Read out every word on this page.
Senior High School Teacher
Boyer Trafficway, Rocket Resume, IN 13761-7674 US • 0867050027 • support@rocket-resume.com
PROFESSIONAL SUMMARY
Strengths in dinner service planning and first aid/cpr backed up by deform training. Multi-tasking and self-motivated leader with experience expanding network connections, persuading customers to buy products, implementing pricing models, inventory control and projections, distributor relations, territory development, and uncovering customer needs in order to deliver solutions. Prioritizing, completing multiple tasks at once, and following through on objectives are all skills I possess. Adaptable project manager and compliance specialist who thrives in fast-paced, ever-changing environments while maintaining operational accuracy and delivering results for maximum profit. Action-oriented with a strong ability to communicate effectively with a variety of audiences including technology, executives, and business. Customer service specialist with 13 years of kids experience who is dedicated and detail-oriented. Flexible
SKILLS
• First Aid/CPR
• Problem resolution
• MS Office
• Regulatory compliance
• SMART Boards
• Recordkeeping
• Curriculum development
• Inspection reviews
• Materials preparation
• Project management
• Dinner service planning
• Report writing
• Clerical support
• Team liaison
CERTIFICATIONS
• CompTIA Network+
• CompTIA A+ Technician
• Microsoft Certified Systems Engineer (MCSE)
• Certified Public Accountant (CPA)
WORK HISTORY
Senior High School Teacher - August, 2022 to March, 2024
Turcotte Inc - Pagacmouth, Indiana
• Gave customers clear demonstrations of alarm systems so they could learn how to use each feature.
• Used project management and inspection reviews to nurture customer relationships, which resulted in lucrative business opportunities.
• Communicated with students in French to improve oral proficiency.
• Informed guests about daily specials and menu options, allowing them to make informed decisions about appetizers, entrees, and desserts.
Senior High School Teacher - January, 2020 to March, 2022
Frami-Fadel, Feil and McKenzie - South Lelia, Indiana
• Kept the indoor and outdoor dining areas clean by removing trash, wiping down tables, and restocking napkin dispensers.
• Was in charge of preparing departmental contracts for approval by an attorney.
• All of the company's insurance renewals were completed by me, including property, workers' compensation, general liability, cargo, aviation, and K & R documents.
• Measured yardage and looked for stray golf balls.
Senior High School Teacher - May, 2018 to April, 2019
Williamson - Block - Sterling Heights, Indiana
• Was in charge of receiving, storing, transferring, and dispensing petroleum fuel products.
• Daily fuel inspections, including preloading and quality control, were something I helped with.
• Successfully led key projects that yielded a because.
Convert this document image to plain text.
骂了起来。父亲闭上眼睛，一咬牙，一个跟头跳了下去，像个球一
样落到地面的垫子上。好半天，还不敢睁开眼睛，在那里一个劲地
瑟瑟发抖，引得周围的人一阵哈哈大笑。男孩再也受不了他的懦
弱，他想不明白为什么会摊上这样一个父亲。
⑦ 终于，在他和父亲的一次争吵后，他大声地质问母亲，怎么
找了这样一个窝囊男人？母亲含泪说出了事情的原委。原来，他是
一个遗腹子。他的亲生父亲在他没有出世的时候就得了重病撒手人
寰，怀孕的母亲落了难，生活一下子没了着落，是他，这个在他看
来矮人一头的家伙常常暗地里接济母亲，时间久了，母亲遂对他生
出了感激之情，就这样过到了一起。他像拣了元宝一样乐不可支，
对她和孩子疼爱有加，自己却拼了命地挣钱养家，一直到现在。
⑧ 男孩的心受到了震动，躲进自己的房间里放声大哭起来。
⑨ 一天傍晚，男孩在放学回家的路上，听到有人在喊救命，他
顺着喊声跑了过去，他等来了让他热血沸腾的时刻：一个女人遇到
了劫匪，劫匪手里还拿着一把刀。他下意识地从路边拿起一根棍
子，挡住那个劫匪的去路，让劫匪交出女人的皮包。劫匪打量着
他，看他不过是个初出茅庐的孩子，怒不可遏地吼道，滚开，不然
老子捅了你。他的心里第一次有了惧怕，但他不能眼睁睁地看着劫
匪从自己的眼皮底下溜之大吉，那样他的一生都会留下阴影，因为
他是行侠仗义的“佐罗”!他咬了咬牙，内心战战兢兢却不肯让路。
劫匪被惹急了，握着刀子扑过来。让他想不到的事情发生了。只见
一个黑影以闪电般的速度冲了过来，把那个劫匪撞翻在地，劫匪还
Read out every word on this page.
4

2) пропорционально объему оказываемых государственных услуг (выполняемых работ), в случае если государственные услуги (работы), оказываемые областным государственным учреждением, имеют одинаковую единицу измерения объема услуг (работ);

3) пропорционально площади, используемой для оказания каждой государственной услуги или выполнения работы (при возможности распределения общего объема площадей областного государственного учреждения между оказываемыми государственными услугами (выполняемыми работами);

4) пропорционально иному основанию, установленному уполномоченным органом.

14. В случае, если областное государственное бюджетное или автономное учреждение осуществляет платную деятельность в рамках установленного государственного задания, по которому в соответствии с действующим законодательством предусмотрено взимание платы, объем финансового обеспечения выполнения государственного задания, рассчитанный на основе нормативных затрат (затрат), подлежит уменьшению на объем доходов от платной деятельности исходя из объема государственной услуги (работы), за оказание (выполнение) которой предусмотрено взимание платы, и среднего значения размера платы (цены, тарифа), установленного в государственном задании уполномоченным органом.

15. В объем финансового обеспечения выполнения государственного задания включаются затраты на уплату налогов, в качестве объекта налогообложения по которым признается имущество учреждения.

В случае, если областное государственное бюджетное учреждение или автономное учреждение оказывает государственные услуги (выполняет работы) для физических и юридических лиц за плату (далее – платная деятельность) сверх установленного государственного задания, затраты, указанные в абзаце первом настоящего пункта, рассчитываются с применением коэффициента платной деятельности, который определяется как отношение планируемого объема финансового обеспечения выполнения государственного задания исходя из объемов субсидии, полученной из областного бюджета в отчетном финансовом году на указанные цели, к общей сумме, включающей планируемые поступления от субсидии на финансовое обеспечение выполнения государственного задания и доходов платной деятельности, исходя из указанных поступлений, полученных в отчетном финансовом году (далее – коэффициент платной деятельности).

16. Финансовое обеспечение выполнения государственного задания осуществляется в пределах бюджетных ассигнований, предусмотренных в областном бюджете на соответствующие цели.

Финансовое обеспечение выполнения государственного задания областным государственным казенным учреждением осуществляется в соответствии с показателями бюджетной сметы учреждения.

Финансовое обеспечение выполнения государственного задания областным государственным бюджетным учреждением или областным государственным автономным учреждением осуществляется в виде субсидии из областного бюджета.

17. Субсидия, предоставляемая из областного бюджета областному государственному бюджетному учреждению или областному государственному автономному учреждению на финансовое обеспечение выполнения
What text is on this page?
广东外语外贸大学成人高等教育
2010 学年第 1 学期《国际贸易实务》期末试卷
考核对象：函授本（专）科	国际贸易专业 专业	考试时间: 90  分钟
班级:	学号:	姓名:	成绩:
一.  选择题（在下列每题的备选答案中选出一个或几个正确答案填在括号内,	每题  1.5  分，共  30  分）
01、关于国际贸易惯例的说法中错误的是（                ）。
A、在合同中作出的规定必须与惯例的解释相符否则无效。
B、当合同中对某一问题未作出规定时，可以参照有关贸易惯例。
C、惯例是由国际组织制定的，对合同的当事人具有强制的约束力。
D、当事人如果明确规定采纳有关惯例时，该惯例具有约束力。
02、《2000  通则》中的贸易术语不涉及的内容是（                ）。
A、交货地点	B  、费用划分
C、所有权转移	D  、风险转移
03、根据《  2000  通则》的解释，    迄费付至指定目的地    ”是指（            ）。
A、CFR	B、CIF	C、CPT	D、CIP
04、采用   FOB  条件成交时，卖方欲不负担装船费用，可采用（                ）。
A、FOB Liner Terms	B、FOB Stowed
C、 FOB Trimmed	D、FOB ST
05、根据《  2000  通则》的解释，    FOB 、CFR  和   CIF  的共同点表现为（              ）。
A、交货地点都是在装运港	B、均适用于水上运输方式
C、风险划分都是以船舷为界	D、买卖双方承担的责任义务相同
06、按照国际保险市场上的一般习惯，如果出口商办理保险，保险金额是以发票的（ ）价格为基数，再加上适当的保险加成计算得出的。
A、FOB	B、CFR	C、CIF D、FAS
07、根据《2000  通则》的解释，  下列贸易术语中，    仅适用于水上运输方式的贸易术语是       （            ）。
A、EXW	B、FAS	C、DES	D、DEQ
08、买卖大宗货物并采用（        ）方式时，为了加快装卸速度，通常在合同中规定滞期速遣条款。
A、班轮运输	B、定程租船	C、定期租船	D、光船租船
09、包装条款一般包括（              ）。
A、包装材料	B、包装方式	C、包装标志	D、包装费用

» **YOUR OBJECTIVE**
Check each line of the records for the word "государственной", and show the lines that contain it.

» **TASK RESULT**
3) пропорционально площади, используемой для оказания каждой государственной услуги или выполнения работы (при возможности распределения общего объема площадей областного государственного учреждения между оказываемыми государственными услугами (выполняемыми работами);
14. В случае, если областное государственное бюджетное или автономное учреждение осуществляет платную деятельность в рамках установленного государственного задания, по которому в соответствии с действующим законодательством предусмотрено взимание платы, объем финансового обеспечения выполнения государственного задания, рассчитанный на основе нормативных затрат (затрат), подлежит уменьшению на объем доходов от платной деятельности исходя из объема государственной услуги (работы), за оказание (выполнение) которой предусмотрено взимание платы, и среднего значения размера платы (цены, тарифа), установленного в государственном задании уполномоченным органом.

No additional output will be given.